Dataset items
%%
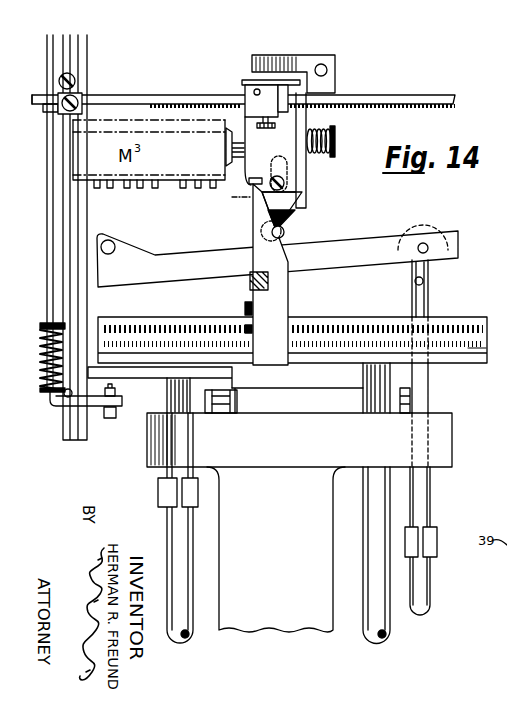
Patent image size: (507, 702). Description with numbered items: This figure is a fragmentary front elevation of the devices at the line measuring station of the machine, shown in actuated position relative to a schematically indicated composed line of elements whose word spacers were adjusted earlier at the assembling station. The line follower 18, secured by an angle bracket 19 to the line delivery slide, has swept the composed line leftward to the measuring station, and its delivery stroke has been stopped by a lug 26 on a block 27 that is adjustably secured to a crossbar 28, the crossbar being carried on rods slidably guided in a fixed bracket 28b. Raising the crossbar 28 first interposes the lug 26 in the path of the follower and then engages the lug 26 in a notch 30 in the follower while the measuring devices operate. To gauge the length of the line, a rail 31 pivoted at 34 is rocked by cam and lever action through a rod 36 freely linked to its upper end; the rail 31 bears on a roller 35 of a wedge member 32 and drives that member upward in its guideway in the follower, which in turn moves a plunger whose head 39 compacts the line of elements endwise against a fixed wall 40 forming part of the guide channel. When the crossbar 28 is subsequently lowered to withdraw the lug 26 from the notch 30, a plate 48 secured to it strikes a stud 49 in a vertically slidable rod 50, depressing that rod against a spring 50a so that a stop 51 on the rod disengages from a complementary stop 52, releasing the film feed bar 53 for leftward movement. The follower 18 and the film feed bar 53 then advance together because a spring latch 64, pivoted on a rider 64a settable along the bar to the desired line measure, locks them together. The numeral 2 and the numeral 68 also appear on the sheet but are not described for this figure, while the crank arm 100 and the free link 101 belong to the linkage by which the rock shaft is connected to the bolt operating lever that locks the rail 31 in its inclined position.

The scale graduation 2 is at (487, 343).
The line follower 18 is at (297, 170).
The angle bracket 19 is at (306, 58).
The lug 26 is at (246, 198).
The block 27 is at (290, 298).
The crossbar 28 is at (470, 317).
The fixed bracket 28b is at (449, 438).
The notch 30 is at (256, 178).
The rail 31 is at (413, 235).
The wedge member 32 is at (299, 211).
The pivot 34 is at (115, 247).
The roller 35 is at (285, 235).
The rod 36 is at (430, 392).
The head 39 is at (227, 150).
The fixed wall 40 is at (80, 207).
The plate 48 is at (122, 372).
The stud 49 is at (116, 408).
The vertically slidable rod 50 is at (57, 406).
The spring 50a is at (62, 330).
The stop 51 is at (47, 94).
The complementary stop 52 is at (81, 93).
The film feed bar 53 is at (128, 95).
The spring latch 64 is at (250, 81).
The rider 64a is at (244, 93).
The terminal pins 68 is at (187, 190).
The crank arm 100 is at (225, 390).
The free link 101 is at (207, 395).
%%
Problem description ▸
Rewrite the records from the start through the line with "The angle bracket 19 is at (306, 58).", substituting "partial" for "fragmentary" and keeping everything else unchanged. Leave the pictures out.

Answer for the task ▸
Patent image size: (507, 702). Description with numbered items: This figure is a partial front elevation of the devices at the line measuring station of the machine, shown in actuated position relative to a schematically indicated composed line of elements whose word spacers were adjusted earlier at the assembling station. The line follower 18, secured by an angle bracket 19 to the line delivery slide, has swept the composed line leftward to the measuring station, and its delivery stroke has been stopped by a lug 26 on a block 27 that is adjustably secured to a crossbar 28, the crossbar being carried on rods slidably guided in a fixed bracket 28b. Raising the crossbar 28 first interposes the lug 26 in the path of the follower and then engages the lug 26 in a notch 30 in the follower while the measuring devices operate. To gauge the length of the line, a rail 31 pivoted at 34 is rocked by cam and lever action through a rod 36 freely linked to its upper end; the rail 31 bears on a roller 35 of a wedge member 32 and drives that member upward in its guideway in the follower, which in turn moves a plunger whose head 39 compacts the line of elements endwise against a fixed wall 40 forming part of the guide channel. When the crossbar 28 is subsequently lowered to withdraw the lug 26 from the notch 30, a plate 48 secured to it strikes a stud 49 in a vertically slidable rod 50, depressing that rod against a spring 50a so that a stop 51 on the rod disengages from a complementary stop 52, releasing the film feed bar 53 for leftward movement. The follower 18 and the film feed bar 53 then advance together because a spring latch 64, pivoted on a rider 64a settable along the bar to the desired line measure, locks them together. The numeral 2 and the numeral 68 also appear on the sheet but are not described for this figure, while the crank arm 100 and the free link 101 belong to the linkage by which the rock shaft is connected to the bolt operating lever that locks the rail 31 in its inclined position.

The scale graduation 2 is at (487, 343).
The line follower 18 is at (297, 170).
The angle bracket 19 is at (306, 58).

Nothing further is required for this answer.